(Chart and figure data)
= = = =

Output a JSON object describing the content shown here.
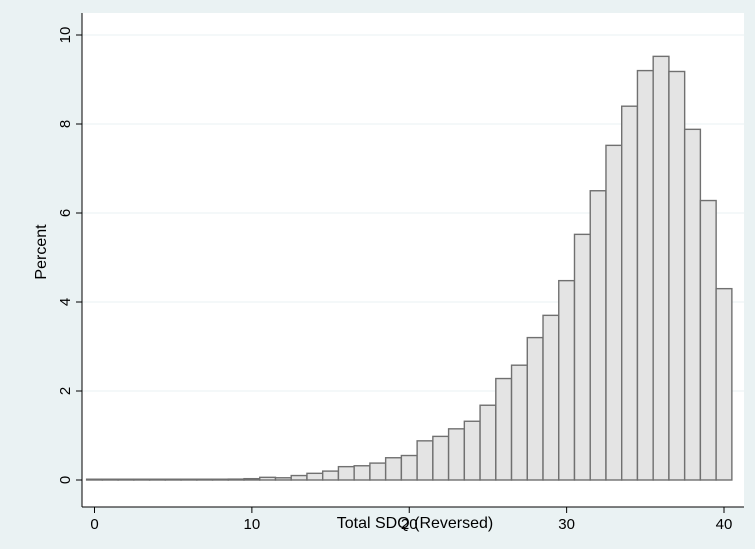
{
  "chart_data": {
    "type": "bar",
    "subtype": "histogram",
    "xlabel": "Total SDQ (Reversed)",
    "ylabel": "Percent",
    "xlim": [
      0,
      40
    ],
    "ylim": [
      0,
      10
    ],
    "x_ticks": [
      0,
      10,
      20,
      30,
      40
    ],
    "y_ticks": [
      0,
      2,
      4,
      6,
      8,
      10
    ],
    "grid": true,
    "legend": "none",
    "bar_color": "#e4e4e4",
    "bar_edge_color": "#707070",
    "bins": [
      0,
      1,
      2,
      3,
      4,
      5,
      6,
      7,
      8,
      9,
      10,
      11,
      12,
      13,
      14,
      15,
      16,
      17,
      18,
      19,
      20,
      21,
      22,
      23,
      24,
      25,
      26,
      27,
      28,
      29,
      30,
      31,
      32,
      33,
      34,
      35,
      36,
      37,
      38,
      39,
      40
    ],
    "values": [
      0.0,
      0.0,
      0.01,
      0.01,
      0.0,
      0.0,
      0.01,
      0.01,
      0.01,
      0.02,
      0.03,
      0.06,
      0.05,
      0.1,
      0.15,
      0.2,
      0.3,
      0.32,
      0.38,
      0.5,
      0.55,
      0.88,
      0.98,
      1.15,
      1.32,
      1.68,
      2.28,
      2.58,
      3.2,
      3.7,
      4.48,
      5.52,
      6.5,
      7.52,
      8.4,
      9.2,
      9.52,
      9.18,
      7.88,
      6.28,
      4.3
    ]
  }
}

= = = =

*EXERCISE PROMPT:* Reproduce the material above verbatim; omit every picture.

*RESPONSE TO THE EXERCISE:*
Output a JSON object describing the content shown here.
{
  "chart_data": {
    "type": "bar",
    "subtype": "histogram",
    "xlabel": "Total SDQ (Reversed)",
    "ylabel": "Percent",
    "xlim": [
      0,
      40
    ],
    "ylim": [
      0,
      10
    ],
    "x_ticks": [
      0,
      10,
      20,
      30,
      40
    ],
    "y_ticks": [
      0,
      2,
      4,
      6,
      8,
      10
    ],
    "grid": true,
    "legend": "none",
    "bar_color": "#e4e4e4",
    "bar_edge_color": "#707070",
    "bins": [
      0,
      1,
      2,
      3,
      4,
      5,
      6,
      7,
      8,
      9,
      10,
      11,
      12,
      13,
      14,
      15,
      16,
      17,
      18,
      19,
      20,
      21,
      22,
      23,
      24,
      25,
      26,
      27,
      28,
      29,
      30,
      31,
      32,
      33,
      34,
      35,
      36,
      37,
      38,
      39,
      40
    ],
    "values": [
      0.0,
      0.0,
      0.01,
      0.01,
      0.0,
      0.0,
      0.01,
      0.01,
      0.01,
      0.02,
      0.03,
      0.06,
      0.05,
      0.1,
      0.15,
      0.2,
      0.3,
      0.32,
      0.38,
      0.5,
      0.55,
      0.88,
      0.98,
      1.15,
      1.32,
      1.68,
      2.28,
      2.58,
      3.2,
      3.7,
      4.48,
      5.52,
      6.5,
      7.52,
      8.4,
      9.2,
      9.52,
      9.18,
      7.88,
      6.28,
      4.3
    ]
  }
}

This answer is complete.